## BEGIN DATA SUPPLIED
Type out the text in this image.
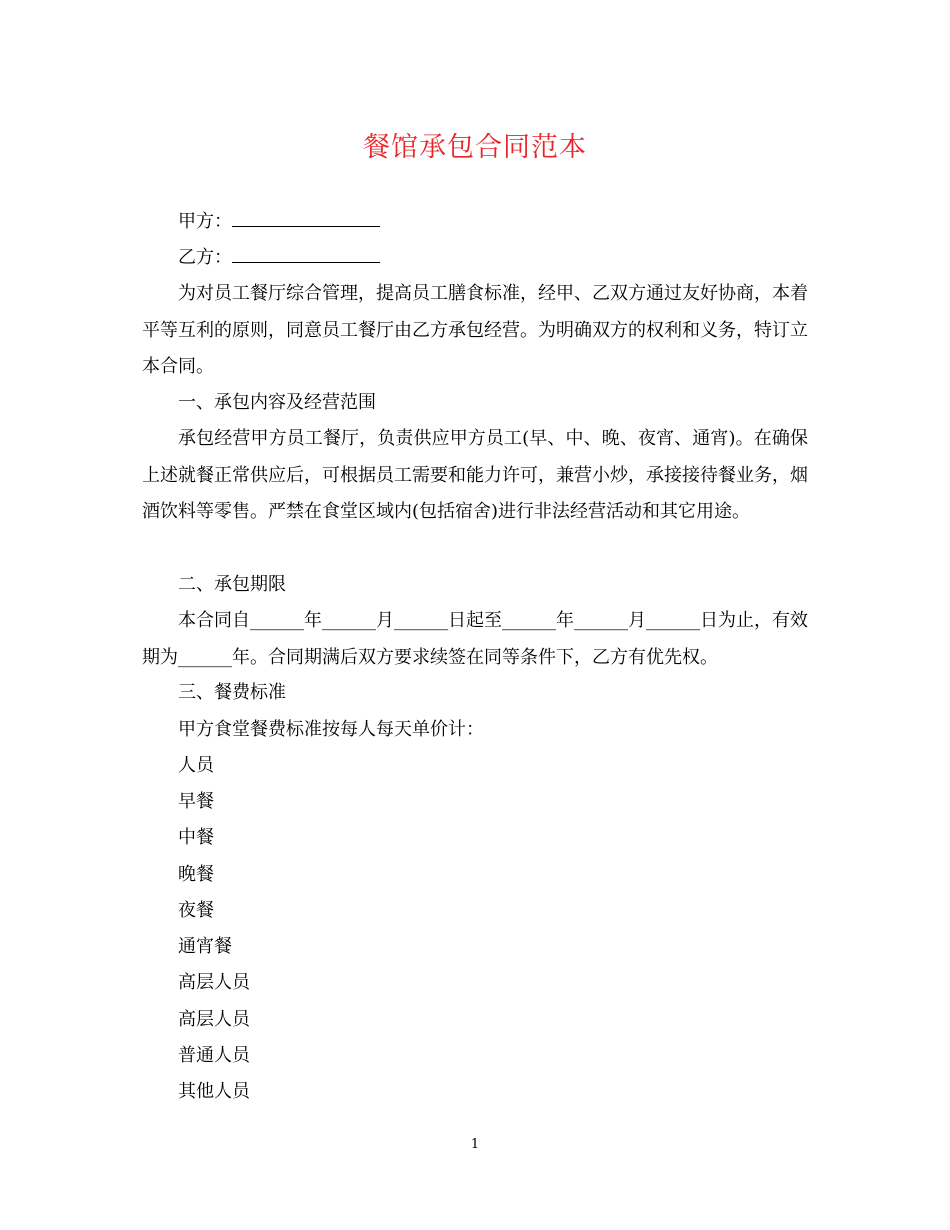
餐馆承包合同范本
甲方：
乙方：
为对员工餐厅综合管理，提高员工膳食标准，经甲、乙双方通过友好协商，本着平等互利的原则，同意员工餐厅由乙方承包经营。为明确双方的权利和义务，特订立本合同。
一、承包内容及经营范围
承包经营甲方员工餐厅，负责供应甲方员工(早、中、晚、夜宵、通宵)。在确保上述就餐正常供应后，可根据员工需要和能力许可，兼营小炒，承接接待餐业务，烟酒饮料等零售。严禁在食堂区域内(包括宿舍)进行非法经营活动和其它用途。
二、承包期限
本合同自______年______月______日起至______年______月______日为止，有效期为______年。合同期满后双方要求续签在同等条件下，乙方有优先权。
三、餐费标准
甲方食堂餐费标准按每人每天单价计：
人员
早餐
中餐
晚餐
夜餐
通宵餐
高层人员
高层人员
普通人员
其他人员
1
## END DATA SUPPLIED
▶ [GIVEN PROBLEM] Return the material word for word. Pictures are not part of the copy.

▶ [COMPLETE ANSWER]
Type out the text in this image.
餐馆承包合同范本
甲方：
乙方：
为对员工餐厅综合管理，提高员工膳食标准，经甲、乙双方通过友好协商，本着平等互利的原则，同意员工餐厅由乙方承包经营。为明确双方的权利和义务，特订立本合同。
一、承包内容及经营范围
承包经营甲方员工餐厅，负责供应甲方员工(早、中、晚、夜宵、通宵)。在确保上述就餐正常供应后，可根据员工需要和能力许可，兼营小炒，承接接待餐业务，烟酒饮料等零售。严禁在食堂区域内(包括宿舍)进行非法经营活动和其它用途。
二、承包期限
本合同自______年______月______日起至______年______月______日为止，有效期为______年。合同期满后双方要求续签在同等条件下，乙方有优先权。
三、餐费标准
甲方食堂餐费标准按每人每天单价计：
人员
早餐
中餐
晚餐
夜餐
通宵餐
高层人员
高层人员
普通人员
其他人员
1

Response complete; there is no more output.